Your objective: Without omitting anything, return the records precisely as given.

**** Material for the task ****

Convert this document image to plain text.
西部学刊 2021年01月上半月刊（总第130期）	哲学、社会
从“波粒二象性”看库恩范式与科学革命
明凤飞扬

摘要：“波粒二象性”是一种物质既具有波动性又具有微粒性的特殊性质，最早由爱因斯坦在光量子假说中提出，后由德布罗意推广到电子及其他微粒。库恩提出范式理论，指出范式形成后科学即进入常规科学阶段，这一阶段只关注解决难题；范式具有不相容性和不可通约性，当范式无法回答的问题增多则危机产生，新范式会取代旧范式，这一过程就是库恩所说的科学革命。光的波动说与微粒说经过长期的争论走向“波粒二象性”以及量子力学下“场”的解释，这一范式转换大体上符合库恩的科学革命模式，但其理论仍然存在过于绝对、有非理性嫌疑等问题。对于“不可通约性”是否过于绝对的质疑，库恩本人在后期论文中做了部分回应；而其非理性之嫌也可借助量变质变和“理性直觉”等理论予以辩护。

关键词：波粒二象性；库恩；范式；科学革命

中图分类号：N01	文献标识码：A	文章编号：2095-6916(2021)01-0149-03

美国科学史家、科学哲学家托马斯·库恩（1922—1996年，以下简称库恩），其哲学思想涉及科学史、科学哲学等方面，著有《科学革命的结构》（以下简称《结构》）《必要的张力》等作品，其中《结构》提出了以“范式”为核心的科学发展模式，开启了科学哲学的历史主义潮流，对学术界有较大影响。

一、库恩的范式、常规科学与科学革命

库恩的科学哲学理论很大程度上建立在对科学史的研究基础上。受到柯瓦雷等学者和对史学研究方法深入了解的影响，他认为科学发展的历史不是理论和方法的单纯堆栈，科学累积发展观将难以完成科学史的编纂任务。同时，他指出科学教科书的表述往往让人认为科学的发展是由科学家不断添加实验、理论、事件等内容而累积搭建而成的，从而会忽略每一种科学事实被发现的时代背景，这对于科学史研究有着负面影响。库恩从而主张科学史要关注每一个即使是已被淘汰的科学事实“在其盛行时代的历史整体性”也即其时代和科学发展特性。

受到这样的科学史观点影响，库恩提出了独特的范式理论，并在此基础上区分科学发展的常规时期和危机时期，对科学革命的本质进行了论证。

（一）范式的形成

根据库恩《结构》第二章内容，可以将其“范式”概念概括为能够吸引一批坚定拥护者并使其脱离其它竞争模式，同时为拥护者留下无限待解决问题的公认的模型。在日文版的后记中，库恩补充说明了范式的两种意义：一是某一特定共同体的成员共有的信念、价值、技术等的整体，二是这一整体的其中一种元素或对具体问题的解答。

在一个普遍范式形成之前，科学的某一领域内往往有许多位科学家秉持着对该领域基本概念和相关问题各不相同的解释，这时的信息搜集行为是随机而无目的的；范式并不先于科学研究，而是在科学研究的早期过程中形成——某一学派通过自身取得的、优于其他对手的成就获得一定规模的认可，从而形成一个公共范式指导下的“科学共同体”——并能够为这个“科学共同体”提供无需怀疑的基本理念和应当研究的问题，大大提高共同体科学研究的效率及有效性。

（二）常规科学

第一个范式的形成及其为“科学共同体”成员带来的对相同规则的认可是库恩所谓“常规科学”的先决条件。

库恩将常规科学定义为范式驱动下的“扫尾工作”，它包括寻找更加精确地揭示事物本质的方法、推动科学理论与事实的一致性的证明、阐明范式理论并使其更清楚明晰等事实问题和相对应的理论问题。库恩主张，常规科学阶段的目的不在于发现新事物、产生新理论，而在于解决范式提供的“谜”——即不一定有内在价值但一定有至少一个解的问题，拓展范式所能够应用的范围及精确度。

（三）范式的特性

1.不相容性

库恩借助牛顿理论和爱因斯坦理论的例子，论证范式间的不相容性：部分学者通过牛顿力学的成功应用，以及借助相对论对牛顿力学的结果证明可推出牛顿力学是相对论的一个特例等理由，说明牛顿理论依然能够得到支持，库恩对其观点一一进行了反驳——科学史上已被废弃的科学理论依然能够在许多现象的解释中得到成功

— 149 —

****

Answer in full:
Convert this document image to plain text.
西部学刊 2021年01月上半月刊（总第130期）	哲学、社会
从“波粒二象性”看库恩范式与科学革命
明凤飞扬

摘要：“波粒二象性”是一种物质既具有波动性又具有微粒性的特殊性质，最早由爱因斯坦在光量子假说中提出，后由德布罗意推广到电子及其他微粒。库恩提出范式理论，指出范式形成后科学即进入常规科学阶段，这一阶段只关注解决难题；范式具有不相容性和不可通约性，当范式无法回答的问题增多则危机产生，新范式会取代旧范式，这一过程就是库恩所说的科学革命。光的波动说与微粒说经过长期的争论走向“波粒二象性”以及量子力学下“场”的解释，这一范式转换大体上符合库恩的科学革命模式，但其理论仍然存在过于绝对、有非理性嫌疑等问题。对于“不可通约性”是否过于绝对的质疑，库恩本人在后期论文中做了部分回应；而其非理性之嫌也可借助量变质变和“理性直觉”等理论予以辩护。

关键词：波粒二象性；库恩；范式；科学革命

中图分类号：N01	文献标识码：A	文章编号：2095-6916(2021)01-0149-03

美国科学史家、科学哲学家托马斯·库恩（1922—1996年，以下简称库恩），其哲学思想涉及科学史、科学哲学等方面，著有《科学革命的结构》（以下简称《结构》）《必要的张力》等作品，其中《结构》提出了以“范式”为核心的科学发展模式，开启了科学哲学的历史主义潮流，对学术界有较大影响。

一、库恩的范式、常规科学与科学革命

库恩的科学哲学理论很大程度上建立在对科学史的研究基础上。受到柯瓦雷等学者和对史学研究方法深入了解的影响，他认为科学发展的历史不是理论和方法的单纯堆栈，科学累积发展观将难以完成科学史的编纂任务。同时，他指出科学教科书的表述往往让人认为科学的发展是由科学家不断添加实验、理论、事件等内容而累积搭建而成的，从而会忽略每一种科学事实被发现的时代背景，这对于科学史研究有着负面影响。库恩从而主张科学史要关注每一个即使是已被淘汰的科学事实“在其盛行时代的历史整体性”也即其时代和科学发展特性。

受到这样的科学史观点影响，库恩提出了独特的范式理论，并在此基础上区分科学发展的常规时期和危机时期，对科学革命的本质进行了论证。

（一）范式的形成

根据库恩《结构》第二章内容，可以将其“范式”概念概括为能够吸引一批坚定拥护者并使其脱离其它竞争模式，同时为拥护者留下无限待解决问题的公认的模型。在日文版的后记中，库恩补充说明了范式的两种意义：一是某一特定共同体的成员共有的信念、价值、技术等的整体，二是这一整体的其中一种元素或对具体问题的解答。

在一个普遍范式形成之前，科学的某一领域内往往有许多位科学家秉持着对该领域基本概念和相关问题各不相同的解释，这时的信息搜集行为是随机而无目的的；范式并不先于科学研究，而是在科学研究的早期过程中形成——某一学派通过自身取得的、优于其他对手的成就获得一定规模的认可，从而形成一个公共范式指导下的“科学共同体”——并能够为这个“科学共同体”提供无需怀疑的基本理念和应当研究的问题，大大提高共同体科学研究的效率及有效性。

（二）常规科学

第一个范式的形成及其为“科学共同体”成员带来的对相同规则的认可是库恩所谓“常规科学”的先决条件。

库恩将常规科学定义为范式驱动下的“扫尾工作”，它包括寻找更加精确地揭示事物本质的方法、推动科学理论与事实的一致性的证明、阐明范式理论并使其更清楚明晰等事实问题和相对应的理论问题。库恩主张，常规科学阶段的目的不在于发现新事物、产生新理论，而在于解决范式提供的“谜”——即不一定有内在价值但一定有至少一个解的问题，拓展范式所能够应用的范围及精确度。

（三）范式的特性

1.不相容性

库恩借助牛顿理论和爱因斯坦理论的例子，论证范式间的不相容性：部分学者通过牛顿力学的成功应用，以及借助相对论对牛顿力学的结果证明可推出牛顿力学是相对论的一个特例等理由，说明牛顿理论依然能够得到支持，库恩对其观点一一进行了反驳——科学史上已被废弃的科学理论依然能够在许多现象的解释中得到成功

— 149 —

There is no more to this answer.